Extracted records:
'''
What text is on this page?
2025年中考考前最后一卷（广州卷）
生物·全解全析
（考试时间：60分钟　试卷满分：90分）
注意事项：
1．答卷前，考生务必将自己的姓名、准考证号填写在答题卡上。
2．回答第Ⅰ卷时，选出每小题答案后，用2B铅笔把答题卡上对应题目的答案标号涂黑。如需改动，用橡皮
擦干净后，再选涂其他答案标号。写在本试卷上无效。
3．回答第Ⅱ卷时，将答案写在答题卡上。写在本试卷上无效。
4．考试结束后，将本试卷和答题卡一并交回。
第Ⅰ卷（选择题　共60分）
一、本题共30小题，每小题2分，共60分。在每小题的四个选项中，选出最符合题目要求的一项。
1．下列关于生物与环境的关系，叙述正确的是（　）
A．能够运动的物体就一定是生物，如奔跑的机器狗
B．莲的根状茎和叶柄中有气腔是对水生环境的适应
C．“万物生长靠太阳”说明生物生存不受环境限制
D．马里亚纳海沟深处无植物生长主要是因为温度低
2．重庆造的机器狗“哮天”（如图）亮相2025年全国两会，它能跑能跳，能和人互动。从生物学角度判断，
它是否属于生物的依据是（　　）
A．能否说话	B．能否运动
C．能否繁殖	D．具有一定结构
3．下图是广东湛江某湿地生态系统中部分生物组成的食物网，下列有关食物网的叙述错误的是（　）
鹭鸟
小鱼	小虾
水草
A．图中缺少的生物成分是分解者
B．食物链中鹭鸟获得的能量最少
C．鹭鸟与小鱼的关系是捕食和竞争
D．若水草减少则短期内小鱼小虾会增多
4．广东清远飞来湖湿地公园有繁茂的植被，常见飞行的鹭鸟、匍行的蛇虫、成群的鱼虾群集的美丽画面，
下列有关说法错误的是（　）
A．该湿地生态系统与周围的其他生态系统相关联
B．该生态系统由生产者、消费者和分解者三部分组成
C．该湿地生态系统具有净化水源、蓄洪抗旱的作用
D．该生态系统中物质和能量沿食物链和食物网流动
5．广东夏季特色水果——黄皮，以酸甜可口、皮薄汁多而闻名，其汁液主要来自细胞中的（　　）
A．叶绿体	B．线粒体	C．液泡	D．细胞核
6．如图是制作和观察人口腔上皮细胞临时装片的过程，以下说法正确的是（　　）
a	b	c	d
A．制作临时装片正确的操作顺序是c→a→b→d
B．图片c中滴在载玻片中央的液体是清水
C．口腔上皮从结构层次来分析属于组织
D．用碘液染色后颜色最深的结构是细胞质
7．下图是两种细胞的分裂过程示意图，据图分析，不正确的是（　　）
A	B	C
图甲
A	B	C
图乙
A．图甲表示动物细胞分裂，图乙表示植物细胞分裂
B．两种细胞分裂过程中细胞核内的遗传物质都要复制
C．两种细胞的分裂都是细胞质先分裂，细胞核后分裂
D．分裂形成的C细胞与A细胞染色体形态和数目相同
'''
» **WHAT THE TASK ASKS**: Copy each line that holds the word "写在本试卷上无效".

» **EXERCISE ANSWER**:
擦干净后，再选涂其他答案标号。写在本试卷上无效。
3．回答第Ⅱ卷时，将答案写在答题卡上。写在本试卷上无效。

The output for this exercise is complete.